--- Listed records ---

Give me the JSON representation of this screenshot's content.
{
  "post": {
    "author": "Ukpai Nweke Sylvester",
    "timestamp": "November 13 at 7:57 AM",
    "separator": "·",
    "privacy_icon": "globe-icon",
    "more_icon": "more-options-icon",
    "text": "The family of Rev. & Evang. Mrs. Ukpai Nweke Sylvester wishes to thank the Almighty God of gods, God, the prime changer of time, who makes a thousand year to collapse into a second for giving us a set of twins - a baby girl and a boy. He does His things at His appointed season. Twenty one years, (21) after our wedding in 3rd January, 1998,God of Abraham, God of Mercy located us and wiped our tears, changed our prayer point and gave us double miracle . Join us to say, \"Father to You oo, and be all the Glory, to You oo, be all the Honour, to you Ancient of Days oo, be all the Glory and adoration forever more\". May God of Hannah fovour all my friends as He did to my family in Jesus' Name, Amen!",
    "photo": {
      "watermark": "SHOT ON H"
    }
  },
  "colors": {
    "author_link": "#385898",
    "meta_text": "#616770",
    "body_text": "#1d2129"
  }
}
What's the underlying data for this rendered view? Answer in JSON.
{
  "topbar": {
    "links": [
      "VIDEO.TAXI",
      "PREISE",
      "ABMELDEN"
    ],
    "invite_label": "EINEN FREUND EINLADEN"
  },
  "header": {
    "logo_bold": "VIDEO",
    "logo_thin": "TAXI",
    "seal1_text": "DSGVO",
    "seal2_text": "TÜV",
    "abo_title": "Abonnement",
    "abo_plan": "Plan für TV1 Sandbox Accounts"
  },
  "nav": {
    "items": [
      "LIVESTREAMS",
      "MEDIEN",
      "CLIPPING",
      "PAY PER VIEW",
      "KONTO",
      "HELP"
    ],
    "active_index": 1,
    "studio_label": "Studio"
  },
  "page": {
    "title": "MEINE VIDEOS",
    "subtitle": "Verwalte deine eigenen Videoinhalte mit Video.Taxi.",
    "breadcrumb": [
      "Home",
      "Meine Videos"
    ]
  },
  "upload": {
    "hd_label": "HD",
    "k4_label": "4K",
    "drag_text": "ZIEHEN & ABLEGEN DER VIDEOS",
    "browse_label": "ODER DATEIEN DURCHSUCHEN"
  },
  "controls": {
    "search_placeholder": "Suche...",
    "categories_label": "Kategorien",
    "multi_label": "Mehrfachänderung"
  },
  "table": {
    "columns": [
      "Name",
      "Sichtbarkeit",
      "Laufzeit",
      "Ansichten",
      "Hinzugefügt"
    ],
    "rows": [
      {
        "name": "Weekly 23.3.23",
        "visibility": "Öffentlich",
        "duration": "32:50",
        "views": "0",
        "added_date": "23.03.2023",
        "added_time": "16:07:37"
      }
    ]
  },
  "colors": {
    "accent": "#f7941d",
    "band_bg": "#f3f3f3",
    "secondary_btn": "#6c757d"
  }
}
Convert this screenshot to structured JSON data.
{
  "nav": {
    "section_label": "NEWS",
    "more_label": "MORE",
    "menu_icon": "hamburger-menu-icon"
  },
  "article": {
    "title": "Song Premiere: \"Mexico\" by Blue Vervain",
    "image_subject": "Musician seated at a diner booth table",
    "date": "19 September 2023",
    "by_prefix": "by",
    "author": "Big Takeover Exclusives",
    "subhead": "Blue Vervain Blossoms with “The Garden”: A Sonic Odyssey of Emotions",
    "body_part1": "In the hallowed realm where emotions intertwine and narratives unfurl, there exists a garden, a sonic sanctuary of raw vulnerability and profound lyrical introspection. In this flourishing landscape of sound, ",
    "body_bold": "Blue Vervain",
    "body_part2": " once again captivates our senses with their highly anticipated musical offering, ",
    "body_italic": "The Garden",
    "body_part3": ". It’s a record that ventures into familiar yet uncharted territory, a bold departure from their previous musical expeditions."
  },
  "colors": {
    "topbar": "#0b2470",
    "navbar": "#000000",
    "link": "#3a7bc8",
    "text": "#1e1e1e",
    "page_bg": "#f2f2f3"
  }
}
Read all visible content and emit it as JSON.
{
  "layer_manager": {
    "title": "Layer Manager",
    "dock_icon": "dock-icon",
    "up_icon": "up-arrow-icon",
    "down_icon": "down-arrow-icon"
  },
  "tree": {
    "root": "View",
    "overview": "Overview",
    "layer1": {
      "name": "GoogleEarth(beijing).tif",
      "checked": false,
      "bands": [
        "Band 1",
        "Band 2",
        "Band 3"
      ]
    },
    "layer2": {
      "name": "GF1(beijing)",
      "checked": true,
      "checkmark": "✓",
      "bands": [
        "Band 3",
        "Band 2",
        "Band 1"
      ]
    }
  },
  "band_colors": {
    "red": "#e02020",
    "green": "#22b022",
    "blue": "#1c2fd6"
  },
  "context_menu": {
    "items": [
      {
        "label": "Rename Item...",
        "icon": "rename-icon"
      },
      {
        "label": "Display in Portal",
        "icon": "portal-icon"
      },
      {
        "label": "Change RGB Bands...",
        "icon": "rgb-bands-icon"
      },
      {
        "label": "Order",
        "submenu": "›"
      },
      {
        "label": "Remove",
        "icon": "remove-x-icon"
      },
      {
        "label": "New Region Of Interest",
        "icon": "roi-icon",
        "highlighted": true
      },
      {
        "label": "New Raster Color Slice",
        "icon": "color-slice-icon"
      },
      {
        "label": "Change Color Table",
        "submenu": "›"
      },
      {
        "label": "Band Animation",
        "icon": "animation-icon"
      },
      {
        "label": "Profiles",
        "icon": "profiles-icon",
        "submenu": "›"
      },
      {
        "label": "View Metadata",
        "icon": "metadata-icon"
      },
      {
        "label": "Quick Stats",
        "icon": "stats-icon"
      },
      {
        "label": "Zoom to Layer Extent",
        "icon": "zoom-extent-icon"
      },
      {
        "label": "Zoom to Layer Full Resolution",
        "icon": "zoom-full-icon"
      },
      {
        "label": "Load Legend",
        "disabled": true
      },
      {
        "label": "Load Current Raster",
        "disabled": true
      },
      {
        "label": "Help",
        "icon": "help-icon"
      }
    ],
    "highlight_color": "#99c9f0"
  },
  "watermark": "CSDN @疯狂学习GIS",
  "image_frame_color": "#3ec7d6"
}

--- Problem to solve ---
The answer should be a single number: the count of lines in the data that include the string "JSON".

--- Answer to this exercise ---
4